In neonates and small infants, due to very compliant chest wall and small diameter airways, there is a tendency for alveolar collapse and small airways closure during expiration, the ultimate implications being reduced functional residual capacity (FRC), ventilation perfusion (VQ) mismatch and decreased CO2 excretion/decreased end tidal carbon dioxide (ETCO 2), leading to hypercapnia and hypoxaemia and acidosis. But this collapse during expiration is usually prevented by “spontaneous glottic closure reflex”, a protective reflex normally present in neonates and small infants, thereby maintaining FRC, which improves alveolocapillary gas exchange by increasing the lung volume. Endotracheal intubation (i.e. bypassing the upper airways) eliminates this protective mechanism and puts the infant into the risk of airway closure and alveolar collapse leading to hypercarbia and hypoxaemia.[1–4] Intra operative airway collapse in an infant needs to be diagnosed as early as possible to avoid serious consequences of hypercapnoea and hypoxaemia. This report sums up the incidental early detection of airway closure from typical pigtail shaped signature capnogramand therefore timely management by early application of positive end expiratory pressure (PEEP) in a series of three endotracheally intubated small infants undergoing surgery under general anaesthesia.
A 2-month-old female baby weighing 6 kg was posted for congenital umbilical hernia repair under general anaesthesia. The baby had a history of premature birth by 1 month. All investigations were within normal limits. There was no history of recent upper respiratory tract infection.
After usual fasting guidelines, the baby was taken to the operation theatre and intravenous line was secured under light Halothane anaesthesia, after all standard monitors (pulse oximetry, noninvasive blood pressure, precordial stethoscope and ECG) were connected and baseline parameters were recorded, (pulse 112/min, BP 106/66 mmHg and SpO2 100%).
The baby was premedicated with i.v. Atropine 0.01 mg/kg, Ondansetron 0.1 mg/kg and Fentanyl 1.5 mg/kg. Induction was carried out with Propofol 2 mg/kg and intubation was done with Veccuronium 1.2 mg/kg using 3.5 size uncuffed endotracheal tube.
Anaesthesia was maintained with 0.6–1% Isoflurane, 50% N 2 O, intermittent Vecuronium and Fentanyl. Intermittent positive pressure ventilation (IPPV) was done manually with Jackson-Rees’ circuit in Datex-Ohmeda Aespire s/5 anaesthesia machine with a respiration rate of 20/min and an approximate tidal volume of 10 ml/kg with visible chest-rise and breath sounds audible over all the zones of lung field. After confirming the tube position by auscultation, side stream capnometry was attached and baseline ETCO2 of 28 mmHg was recorded.
But after a few minutes, a typical pigtail shaped signature capnogram appeared. ETCO2 also started falling and reached 18 mmHg. It was also associated with tachycardia (HR 170/min) and fall in SpO2 to 89%. The following conditions were excluded one by one.
Ultimately, peripheral alveolar collapse and small airway closure (due to elimination of protective glottis closure reflex as a result of endotracheal intubation) was thought to be the cause of typical appearance of pigtail capnogram and associated decrease in ETCO2and SpO2.

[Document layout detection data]
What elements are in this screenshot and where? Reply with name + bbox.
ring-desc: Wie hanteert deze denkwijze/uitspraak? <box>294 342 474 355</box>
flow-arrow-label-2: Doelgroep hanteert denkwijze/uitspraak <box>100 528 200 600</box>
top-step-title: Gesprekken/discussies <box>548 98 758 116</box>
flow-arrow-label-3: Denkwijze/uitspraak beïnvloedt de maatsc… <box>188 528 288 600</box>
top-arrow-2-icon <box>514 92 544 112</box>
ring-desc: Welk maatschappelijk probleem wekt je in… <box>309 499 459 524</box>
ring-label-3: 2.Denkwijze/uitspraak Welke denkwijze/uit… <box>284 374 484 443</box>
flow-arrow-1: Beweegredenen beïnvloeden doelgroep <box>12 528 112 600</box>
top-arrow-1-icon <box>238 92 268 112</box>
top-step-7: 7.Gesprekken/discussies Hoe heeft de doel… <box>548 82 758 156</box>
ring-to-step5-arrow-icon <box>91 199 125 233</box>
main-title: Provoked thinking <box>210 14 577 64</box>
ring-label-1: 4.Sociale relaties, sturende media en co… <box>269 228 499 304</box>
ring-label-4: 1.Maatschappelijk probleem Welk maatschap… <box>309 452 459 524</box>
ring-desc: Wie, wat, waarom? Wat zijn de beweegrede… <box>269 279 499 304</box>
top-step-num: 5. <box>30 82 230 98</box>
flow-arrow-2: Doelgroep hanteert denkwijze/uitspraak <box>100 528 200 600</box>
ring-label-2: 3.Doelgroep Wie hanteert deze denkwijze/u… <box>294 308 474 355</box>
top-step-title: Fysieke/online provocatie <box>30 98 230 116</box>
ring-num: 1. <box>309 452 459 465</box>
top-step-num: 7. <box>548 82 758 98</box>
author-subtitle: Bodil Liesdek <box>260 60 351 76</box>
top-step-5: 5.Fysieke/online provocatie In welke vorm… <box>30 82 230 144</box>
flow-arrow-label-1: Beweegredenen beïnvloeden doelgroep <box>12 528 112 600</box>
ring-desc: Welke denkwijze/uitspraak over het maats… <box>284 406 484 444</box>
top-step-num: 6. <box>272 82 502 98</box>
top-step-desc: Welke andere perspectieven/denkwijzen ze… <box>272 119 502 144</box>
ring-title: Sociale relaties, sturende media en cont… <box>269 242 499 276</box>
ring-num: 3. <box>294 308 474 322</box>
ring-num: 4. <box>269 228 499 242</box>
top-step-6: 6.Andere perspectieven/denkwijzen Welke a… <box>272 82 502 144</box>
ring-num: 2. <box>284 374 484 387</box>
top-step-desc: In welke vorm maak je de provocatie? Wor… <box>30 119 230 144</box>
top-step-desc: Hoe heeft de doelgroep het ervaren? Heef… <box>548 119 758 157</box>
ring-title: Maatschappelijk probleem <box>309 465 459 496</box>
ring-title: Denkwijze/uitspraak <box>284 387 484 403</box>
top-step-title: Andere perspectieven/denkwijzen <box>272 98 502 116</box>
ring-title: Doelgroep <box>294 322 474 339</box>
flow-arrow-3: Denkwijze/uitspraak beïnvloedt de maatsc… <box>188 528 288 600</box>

What you will do:
A. Which standard monitors does the case report say were connected before baseline parameters were recorded?
B. How would you translate this sentence from the case report into Spanish: "There was no history of recent upper respiratory tract infection."
C. Answer these questions from the case report:
(i) What size of uncuffed endotracheal tube was used for intubation?
(ii) What baseline ETCO2 was recorded after side stream capnometry was attached?
(iii) To what level did SpO2 fall once the pigtail shaped capnogram appeared?

Results of the tasks:
A. Pulse oximetry, noninvasive blood pressure, precordial stethoscope and ECG.

B. No había antecedentes de infección reciente de las vías respiratorias superiores.

C.
(i) Size 3.5.
(ii) 28 mmHg.
(iii) 89%.